**WHAT IS REQUIRED:**
Your task is to transcribe the entries below exactly, beginning with the line containing "Give me a plain-text" and ending with the final line, and to add nothing else.

**RECORDS SUPPLIED:**
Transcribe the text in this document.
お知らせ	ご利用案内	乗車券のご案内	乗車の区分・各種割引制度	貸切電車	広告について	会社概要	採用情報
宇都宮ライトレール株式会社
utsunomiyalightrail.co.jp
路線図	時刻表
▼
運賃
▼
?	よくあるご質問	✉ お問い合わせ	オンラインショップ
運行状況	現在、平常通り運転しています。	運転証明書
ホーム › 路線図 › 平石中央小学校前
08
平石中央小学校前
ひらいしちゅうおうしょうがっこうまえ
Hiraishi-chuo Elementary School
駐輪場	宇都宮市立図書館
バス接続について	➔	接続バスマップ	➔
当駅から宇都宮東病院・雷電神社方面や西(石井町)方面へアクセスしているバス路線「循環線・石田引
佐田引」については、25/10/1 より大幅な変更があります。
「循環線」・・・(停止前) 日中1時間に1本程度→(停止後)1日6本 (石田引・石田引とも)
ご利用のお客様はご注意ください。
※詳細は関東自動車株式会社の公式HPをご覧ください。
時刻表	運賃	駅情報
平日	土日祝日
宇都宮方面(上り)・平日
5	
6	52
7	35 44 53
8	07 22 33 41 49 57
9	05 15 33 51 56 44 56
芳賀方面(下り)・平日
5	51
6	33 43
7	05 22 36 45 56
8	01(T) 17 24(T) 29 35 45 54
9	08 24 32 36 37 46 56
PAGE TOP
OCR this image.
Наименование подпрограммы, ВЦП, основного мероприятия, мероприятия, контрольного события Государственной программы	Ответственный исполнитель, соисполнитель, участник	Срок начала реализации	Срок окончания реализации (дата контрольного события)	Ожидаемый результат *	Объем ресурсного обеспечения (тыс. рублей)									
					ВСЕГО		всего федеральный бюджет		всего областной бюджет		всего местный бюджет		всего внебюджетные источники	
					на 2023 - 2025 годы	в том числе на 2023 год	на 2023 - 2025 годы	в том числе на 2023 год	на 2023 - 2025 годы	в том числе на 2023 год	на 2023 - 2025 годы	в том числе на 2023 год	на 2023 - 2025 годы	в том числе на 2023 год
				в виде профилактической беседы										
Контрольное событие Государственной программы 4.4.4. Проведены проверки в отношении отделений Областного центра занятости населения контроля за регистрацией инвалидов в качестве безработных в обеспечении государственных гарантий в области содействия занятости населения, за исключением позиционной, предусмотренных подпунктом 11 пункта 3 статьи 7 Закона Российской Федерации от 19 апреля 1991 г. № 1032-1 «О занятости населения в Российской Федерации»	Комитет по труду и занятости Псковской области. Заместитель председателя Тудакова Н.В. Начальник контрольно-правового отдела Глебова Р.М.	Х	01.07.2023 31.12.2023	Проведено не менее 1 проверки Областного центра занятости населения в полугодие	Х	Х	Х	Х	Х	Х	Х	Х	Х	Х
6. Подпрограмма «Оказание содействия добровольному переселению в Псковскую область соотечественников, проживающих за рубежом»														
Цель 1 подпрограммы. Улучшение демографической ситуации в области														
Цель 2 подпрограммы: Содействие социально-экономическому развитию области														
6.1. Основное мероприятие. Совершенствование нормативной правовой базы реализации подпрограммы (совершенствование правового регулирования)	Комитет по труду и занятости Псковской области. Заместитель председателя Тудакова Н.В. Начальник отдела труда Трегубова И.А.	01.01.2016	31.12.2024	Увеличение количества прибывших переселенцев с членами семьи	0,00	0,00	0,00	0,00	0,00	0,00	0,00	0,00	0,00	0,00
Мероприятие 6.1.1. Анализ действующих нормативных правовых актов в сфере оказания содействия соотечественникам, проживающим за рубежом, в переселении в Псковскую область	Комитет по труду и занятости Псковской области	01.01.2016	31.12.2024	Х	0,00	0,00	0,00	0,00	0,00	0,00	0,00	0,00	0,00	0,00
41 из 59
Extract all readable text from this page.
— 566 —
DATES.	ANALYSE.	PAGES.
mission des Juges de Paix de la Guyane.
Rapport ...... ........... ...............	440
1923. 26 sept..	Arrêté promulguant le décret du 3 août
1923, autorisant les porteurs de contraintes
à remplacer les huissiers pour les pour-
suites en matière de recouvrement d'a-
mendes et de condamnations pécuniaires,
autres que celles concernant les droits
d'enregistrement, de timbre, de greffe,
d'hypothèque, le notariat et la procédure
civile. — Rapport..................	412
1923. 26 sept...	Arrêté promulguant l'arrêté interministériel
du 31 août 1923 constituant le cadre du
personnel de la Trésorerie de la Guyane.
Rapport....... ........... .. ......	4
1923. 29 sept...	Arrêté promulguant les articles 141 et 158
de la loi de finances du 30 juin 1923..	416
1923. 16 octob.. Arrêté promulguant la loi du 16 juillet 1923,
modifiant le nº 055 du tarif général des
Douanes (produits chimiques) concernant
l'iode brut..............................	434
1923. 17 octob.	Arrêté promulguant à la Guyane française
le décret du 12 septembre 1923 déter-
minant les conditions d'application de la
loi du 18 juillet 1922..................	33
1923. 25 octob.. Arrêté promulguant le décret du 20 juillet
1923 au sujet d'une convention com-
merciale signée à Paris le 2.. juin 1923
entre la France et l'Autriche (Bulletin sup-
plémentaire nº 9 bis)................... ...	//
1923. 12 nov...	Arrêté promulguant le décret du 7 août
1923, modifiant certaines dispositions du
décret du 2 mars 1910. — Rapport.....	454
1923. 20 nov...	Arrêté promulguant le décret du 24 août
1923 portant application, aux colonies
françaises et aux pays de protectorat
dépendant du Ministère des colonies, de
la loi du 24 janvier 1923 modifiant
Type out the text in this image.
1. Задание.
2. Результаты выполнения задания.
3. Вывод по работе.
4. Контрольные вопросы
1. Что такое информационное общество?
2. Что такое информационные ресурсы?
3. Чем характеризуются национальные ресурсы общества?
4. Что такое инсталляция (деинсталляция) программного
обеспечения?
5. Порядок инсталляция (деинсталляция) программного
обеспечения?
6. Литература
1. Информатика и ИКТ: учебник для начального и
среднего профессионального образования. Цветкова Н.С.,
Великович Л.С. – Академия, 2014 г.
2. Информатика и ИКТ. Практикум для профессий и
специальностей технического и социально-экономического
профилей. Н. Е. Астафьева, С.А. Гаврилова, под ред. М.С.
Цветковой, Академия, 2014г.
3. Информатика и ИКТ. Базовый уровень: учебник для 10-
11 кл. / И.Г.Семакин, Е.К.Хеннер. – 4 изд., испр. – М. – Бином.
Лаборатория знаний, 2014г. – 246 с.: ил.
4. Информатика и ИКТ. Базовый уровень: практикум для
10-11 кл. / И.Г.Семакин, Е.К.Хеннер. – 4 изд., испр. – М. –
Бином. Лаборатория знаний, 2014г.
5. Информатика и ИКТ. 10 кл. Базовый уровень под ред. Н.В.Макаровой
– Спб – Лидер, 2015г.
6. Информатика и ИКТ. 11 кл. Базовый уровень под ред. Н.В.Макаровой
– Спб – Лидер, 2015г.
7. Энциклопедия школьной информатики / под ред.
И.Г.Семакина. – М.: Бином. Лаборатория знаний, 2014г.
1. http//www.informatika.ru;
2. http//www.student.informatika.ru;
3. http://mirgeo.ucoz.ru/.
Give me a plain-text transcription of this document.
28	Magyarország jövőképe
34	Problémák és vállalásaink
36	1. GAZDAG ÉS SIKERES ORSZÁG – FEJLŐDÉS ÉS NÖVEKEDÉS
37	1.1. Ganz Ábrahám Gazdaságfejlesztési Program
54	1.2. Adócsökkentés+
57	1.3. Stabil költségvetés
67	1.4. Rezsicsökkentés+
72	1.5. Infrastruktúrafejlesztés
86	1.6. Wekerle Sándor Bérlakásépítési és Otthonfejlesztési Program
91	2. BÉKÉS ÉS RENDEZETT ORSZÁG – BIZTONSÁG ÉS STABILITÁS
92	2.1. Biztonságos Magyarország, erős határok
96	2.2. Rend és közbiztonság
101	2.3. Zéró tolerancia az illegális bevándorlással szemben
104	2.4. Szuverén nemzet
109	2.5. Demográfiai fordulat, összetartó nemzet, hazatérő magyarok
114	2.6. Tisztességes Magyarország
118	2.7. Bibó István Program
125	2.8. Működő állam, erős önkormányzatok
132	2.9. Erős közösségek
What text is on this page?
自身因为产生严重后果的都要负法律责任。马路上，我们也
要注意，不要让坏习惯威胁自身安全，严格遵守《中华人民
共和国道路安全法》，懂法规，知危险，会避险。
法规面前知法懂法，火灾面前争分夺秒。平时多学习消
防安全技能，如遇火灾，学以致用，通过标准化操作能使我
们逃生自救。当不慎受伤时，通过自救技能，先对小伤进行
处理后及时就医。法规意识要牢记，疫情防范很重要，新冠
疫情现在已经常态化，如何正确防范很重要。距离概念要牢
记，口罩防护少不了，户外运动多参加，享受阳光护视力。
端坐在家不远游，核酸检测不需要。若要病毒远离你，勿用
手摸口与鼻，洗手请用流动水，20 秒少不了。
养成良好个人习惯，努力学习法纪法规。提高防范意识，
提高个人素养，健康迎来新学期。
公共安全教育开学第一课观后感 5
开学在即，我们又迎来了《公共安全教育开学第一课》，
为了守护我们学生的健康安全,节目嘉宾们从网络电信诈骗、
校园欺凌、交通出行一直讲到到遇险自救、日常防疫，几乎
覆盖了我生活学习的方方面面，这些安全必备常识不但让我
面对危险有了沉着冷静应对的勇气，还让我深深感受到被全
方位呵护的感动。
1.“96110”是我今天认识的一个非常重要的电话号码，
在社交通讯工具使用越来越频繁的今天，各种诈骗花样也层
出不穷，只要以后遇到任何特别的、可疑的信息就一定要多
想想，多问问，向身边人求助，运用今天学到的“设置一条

**SOLUTION:**
Give me a plain-text transcription of this document.
28	Magyarország jövőképe
34	Problémák és vállalásaink
36	1. GAZDAG ÉS SIKERES ORSZÁG – FEJLŐDÉS ÉS NÖVEKEDÉS
37	1.1. Ganz Ábrahám Gazdaságfejlesztési Program
54	1.2. Adócsökkentés+
57	1.3. Stabil költségvetés
67	1.4. Rezsicsökkentés+
72	1.5. Infrastruktúrafejlesztés
86	1.6. Wekerle Sándor Bérlakásépítési és Otthonfejlesztési Program
91	2. BÉKÉS ÉS RENDEZETT ORSZÁG – BIZTONSÁG ÉS STABILITÁS
92	2.1. Biztonságos Magyarország, erős határok
96	2.2. Rend és közbiztonság
101	2.3. Zéró tolerancia az illegális bevándorlással szemben
104	2.4. Szuverén nemzet
109	2.5. Demográfiai fordulat, összetartó nemzet, hazatérő magyarok
114	2.6. Tisztességes Magyarország
118	2.7. Bibó István Program
125	2.8. Működő állam, erős önkormányzatok
132	2.9. Erős közösségek
What text is on this page?
自身因为产生严重后果的都要负法律责任。马路上，我们也
要注意，不要让坏习惯威胁自身安全，严格遵守《中华人民
共和国道路安全法》，懂法规，知危险，会避险。
法规面前知法懂法，火灾面前争分夺秒。平时多学习消
防安全技能，如遇火灾，学以致用，通过标准化操作能使我
们逃生自救。当不慎受伤时，通过自救技能，先对小伤进行
处理后及时就医。法规意识要牢记，疫情防范很重要，新冠
疫情现在已经常态化，如何正确防范很重要。距离概念要牢
记，口罩防护少不了，户外运动多参加，享受阳光护视力。
端坐在家不远游，核酸检测不需要。若要病毒远离你，勿用
手摸口与鼻，洗手请用流动水，20 秒少不了。
养成良好个人习惯，努力学习法纪法规。提高防范意识，
提高个人素养，健康迎来新学期。
公共安全教育开学第一课观后感 5
开学在即，我们又迎来了《公共安全教育开学第一课》，
为了守护我们学生的健康安全,节目嘉宾们从网络电信诈骗、
校园欺凌、交通出行一直讲到到遇险自救、日常防疫，几乎
覆盖了我生活学习的方方面面，这些安全必备常识不但让我
面对危险有了沉着冷静应对的勇气，还让我深深感受到被全
方位呵护的感动。
1.“96110”是我今天认识的一个非常重要的电话号码，
在社交通讯工具使用越来越频繁的今天，各种诈骗花样也层
出不穷，只要以后遇到任何特别的、可疑的信息就一定要多
想想，多问问，向身边人求助，运用今天学到的“设置一条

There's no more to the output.